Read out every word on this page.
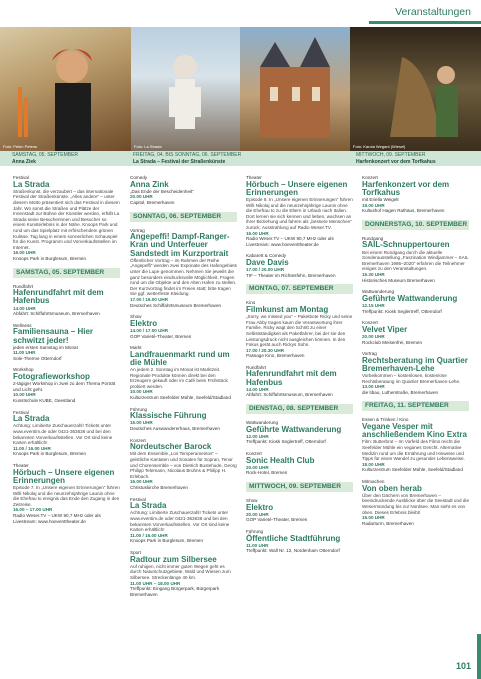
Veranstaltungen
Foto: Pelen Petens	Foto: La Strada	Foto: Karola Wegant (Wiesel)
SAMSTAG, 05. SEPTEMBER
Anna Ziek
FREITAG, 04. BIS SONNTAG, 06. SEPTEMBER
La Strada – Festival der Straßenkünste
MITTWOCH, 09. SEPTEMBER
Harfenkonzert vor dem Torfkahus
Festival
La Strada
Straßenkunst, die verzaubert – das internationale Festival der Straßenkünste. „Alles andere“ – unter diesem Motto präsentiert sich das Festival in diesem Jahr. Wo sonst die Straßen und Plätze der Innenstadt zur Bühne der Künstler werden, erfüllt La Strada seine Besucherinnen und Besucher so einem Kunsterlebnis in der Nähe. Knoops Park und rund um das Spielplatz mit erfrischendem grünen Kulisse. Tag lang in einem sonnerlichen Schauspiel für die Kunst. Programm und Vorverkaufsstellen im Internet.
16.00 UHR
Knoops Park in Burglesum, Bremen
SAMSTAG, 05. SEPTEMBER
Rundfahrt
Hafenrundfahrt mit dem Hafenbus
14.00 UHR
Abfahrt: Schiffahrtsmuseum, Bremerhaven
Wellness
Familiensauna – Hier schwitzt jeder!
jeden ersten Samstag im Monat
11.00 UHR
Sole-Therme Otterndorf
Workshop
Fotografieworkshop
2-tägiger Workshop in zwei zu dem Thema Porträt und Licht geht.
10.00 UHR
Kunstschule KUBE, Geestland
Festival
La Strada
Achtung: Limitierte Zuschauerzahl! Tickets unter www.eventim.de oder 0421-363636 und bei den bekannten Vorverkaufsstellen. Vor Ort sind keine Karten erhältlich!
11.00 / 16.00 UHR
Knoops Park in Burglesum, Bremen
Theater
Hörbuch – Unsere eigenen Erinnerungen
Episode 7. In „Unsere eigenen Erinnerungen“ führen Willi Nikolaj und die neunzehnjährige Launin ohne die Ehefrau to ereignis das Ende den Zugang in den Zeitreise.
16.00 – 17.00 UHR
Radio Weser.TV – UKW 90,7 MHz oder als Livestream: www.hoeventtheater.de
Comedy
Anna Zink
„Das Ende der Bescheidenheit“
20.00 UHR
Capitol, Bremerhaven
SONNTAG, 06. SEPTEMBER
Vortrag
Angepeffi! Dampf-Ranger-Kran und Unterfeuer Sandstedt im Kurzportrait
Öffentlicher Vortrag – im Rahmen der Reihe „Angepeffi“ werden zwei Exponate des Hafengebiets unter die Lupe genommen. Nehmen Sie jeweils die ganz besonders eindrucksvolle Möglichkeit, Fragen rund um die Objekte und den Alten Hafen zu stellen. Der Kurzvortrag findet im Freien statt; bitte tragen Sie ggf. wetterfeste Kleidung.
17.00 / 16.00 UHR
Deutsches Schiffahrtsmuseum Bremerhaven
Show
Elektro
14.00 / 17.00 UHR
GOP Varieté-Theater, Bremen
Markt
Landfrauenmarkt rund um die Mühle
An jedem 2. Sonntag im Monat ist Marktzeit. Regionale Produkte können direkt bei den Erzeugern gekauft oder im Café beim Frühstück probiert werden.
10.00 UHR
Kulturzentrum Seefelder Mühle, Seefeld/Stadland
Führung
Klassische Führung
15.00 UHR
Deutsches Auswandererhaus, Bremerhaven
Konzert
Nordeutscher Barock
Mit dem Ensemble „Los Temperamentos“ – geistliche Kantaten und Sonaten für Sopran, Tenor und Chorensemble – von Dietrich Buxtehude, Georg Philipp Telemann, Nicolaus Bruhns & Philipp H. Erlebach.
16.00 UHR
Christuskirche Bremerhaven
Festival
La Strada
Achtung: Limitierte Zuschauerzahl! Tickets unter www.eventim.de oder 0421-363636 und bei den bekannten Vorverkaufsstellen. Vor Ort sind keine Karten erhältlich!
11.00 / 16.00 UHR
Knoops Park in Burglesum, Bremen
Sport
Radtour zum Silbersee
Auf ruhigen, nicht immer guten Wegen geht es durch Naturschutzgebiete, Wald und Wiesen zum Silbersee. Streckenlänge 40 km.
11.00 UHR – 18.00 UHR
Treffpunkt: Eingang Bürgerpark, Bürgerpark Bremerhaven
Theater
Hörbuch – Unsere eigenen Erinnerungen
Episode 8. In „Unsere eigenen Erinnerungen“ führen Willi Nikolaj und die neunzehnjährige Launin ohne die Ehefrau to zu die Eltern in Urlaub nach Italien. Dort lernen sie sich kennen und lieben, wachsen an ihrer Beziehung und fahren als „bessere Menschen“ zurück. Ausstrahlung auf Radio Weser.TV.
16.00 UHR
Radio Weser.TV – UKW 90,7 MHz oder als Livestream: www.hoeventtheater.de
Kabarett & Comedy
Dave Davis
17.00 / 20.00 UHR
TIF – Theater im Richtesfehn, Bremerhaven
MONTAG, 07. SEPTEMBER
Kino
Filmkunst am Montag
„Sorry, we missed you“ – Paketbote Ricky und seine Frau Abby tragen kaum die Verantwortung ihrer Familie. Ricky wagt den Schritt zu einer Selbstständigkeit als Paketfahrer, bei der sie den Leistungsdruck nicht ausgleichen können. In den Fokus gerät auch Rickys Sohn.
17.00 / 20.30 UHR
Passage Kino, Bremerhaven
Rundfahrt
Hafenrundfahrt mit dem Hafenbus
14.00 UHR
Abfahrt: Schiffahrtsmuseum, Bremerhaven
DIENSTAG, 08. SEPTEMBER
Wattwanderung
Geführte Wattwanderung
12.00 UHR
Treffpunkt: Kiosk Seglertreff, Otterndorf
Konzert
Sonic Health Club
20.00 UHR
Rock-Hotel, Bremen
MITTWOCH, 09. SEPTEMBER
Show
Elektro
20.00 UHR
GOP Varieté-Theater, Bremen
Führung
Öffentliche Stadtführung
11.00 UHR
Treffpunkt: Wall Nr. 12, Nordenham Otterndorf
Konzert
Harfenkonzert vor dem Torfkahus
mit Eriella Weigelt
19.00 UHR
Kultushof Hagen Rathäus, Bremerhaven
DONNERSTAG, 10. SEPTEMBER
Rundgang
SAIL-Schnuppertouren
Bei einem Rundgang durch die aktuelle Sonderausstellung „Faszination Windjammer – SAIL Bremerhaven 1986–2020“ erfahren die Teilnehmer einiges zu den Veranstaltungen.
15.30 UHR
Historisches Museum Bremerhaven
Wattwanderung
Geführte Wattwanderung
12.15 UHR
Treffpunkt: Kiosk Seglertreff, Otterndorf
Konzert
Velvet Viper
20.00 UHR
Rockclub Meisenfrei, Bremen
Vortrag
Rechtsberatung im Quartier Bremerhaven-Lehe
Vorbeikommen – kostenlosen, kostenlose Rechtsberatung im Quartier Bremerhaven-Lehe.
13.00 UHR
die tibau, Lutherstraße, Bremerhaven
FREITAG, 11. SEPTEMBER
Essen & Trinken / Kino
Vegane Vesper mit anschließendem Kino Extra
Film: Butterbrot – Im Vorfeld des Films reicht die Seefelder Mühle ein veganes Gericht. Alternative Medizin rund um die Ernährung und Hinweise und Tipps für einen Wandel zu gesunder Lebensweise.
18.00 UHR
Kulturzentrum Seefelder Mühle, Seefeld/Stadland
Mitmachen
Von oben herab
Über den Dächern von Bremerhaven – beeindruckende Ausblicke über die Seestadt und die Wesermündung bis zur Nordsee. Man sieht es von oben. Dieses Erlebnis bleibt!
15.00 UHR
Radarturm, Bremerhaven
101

==

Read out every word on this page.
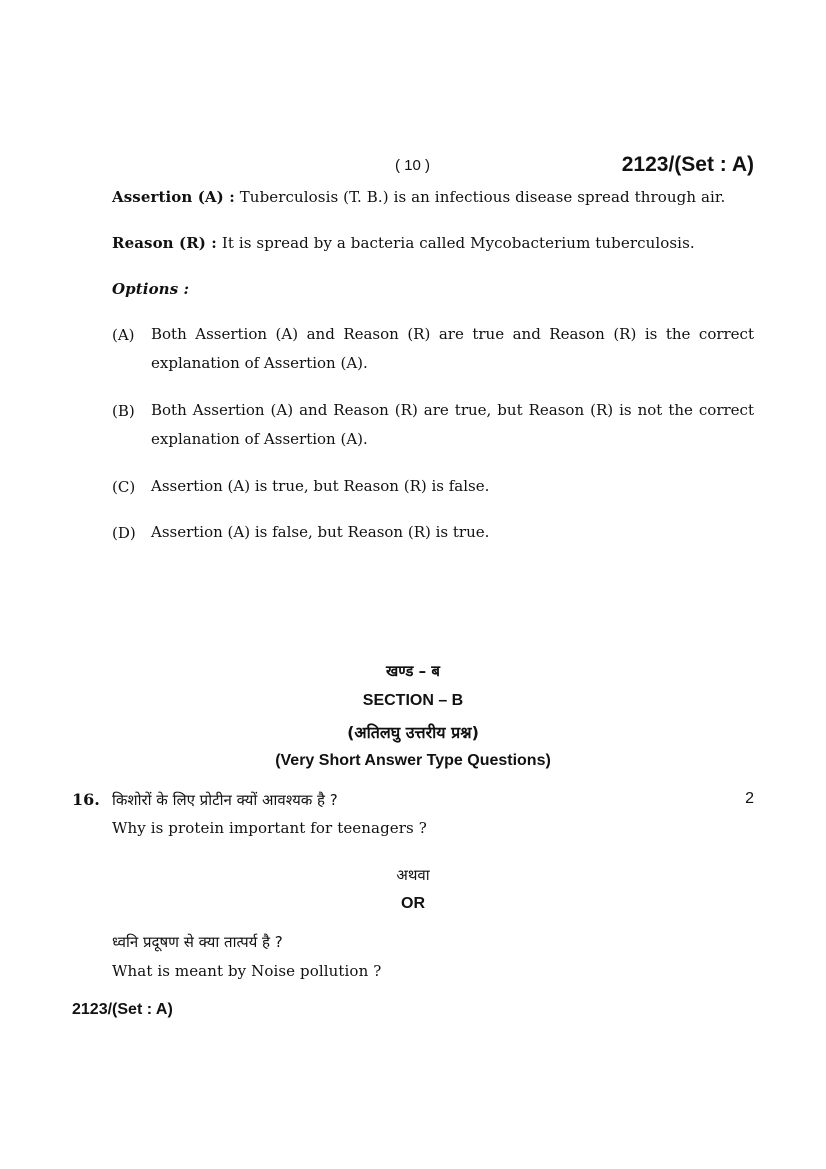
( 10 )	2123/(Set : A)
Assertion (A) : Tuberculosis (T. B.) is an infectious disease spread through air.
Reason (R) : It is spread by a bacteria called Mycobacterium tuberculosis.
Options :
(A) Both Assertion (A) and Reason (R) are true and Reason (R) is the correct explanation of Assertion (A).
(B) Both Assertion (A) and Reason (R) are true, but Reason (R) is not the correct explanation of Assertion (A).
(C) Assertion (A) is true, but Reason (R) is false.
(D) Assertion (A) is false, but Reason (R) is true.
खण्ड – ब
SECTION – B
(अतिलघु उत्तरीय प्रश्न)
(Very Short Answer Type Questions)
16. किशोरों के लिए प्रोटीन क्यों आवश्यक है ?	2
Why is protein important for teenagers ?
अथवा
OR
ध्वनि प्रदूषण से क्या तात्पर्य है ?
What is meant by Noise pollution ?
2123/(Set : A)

REQUIRED ACTION
Your task is to gather all lines from the entries above that hold the word "Kino".

EXERCISE OUTPUT
Kino
Passage Kino, Bremerhaven
Essen & Trinken / Kino
Vegane Vesper mit anschließendem Kino Extra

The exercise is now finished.